<<<<

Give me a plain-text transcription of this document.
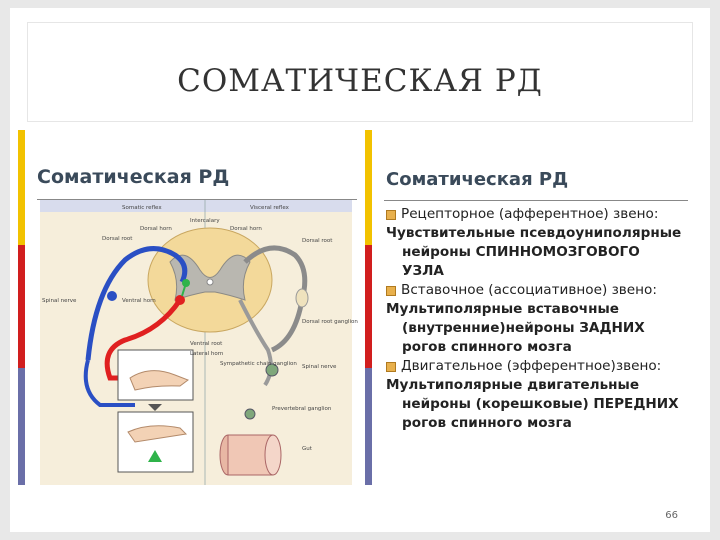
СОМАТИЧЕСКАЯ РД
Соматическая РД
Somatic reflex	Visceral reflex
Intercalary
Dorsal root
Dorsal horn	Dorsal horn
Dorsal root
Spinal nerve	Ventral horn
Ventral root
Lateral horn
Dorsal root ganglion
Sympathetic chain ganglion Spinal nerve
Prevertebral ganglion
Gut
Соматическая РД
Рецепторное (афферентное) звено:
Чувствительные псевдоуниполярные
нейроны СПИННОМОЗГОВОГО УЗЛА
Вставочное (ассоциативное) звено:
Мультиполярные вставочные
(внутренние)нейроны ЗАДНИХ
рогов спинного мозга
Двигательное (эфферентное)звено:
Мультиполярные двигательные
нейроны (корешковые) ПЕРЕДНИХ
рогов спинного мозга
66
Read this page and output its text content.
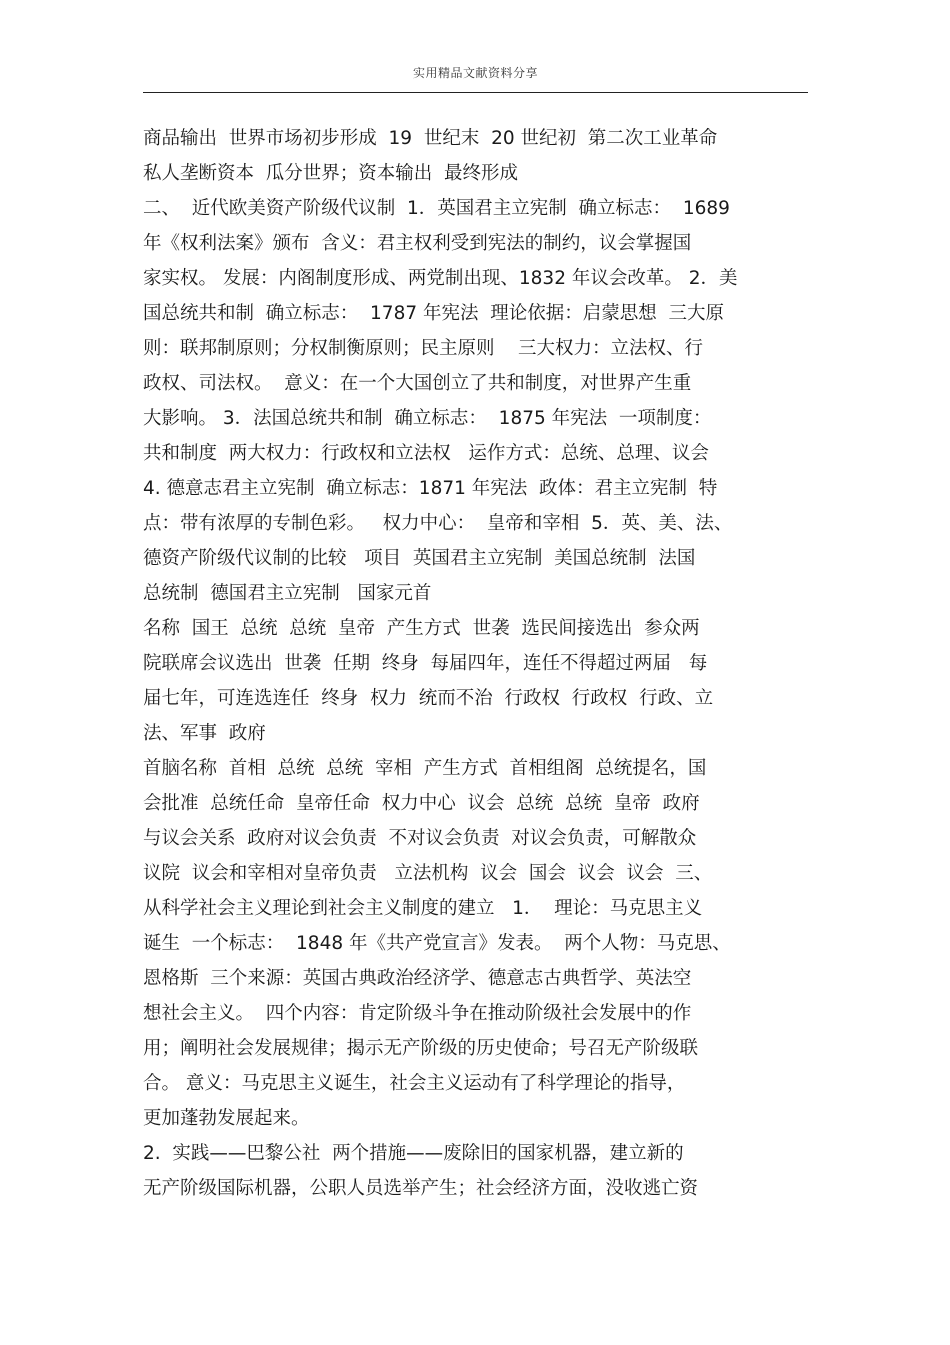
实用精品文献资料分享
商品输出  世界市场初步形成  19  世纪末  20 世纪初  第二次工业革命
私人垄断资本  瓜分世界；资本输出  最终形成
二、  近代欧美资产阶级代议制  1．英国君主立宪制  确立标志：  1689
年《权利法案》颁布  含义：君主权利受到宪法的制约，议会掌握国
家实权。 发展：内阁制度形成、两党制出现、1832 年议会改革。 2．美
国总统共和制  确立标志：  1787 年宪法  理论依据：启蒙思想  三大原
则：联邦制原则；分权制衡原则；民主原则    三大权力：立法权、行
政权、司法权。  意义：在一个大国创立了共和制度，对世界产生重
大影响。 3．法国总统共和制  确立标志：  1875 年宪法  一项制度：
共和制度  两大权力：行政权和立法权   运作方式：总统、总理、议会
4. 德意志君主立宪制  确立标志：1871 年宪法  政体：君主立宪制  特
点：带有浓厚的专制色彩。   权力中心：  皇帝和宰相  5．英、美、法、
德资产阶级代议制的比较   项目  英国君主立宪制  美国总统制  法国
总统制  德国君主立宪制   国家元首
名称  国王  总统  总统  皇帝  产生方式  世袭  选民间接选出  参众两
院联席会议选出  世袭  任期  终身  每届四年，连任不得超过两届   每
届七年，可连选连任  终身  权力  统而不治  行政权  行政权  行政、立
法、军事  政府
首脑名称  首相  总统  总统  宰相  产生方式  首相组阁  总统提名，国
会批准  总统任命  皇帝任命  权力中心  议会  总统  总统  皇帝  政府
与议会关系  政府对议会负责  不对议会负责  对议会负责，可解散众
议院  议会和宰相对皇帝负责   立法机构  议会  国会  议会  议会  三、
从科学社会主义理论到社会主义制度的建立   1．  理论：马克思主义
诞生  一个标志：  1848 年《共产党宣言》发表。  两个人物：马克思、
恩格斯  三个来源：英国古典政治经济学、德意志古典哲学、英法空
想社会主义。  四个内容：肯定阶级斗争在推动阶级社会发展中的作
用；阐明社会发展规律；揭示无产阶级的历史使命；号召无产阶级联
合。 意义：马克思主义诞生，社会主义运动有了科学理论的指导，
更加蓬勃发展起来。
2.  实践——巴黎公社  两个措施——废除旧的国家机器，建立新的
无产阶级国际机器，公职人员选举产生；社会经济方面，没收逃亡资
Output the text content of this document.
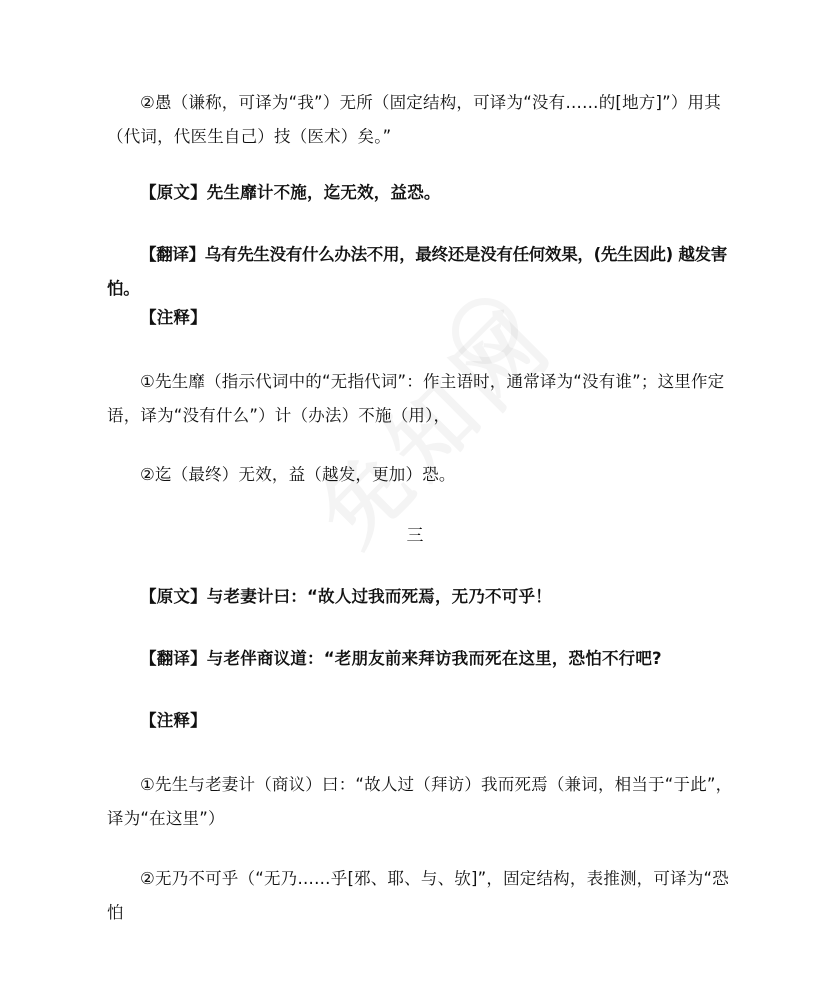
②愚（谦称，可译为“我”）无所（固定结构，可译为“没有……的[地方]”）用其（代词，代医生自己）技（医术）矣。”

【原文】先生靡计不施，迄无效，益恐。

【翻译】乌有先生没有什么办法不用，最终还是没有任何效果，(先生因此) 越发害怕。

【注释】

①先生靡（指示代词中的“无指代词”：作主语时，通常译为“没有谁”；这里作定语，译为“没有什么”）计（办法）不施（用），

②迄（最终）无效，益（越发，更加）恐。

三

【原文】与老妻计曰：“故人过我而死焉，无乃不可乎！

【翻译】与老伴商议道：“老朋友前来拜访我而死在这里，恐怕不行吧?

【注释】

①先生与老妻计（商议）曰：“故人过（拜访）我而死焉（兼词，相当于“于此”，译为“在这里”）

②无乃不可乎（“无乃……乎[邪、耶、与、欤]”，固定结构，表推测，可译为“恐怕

>>>>

Exactly the lines from the one containing "Output the text content of this document." to the final line of the entries are wanted; please write them out, both ends included, but not the pictures.

» Answer:
Output the text content of this document.
②愚（谦称，可译为“我”）无所（固定结构，可译为“没有……的[地方]”）用其（代词，代医生自己）技（医术）矣。”

【原文】先生靡计不施，迄无效，益恐。

【翻译】乌有先生没有什么办法不用，最终还是没有任何效果，(先生因此) 越发害怕。

【注释】

①先生靡（指示代词中的“无指代词”：作主语时，通常译为“没有谁”；这里作定语，译为“没有什么”）计（办法）不施（用），

②迄（最终）无效，益（越发，更加）恐。

三

【原文】与老妻计曰：“故人过我而死焉，无乃不可乎！

【翻译】与老伴商议道：“老朋友前来拜访我而死在这里，恐怕不行吧?

【注释】

①先生与老妻计（商议）曰：“故人过（拜访）我而死焉（兼词，相当于“于此”，译为“在这里”）

②无乃不可乎（“无乃……乎[邪、耶、与、欤]”，固定结构，表推测，可译为“恐怕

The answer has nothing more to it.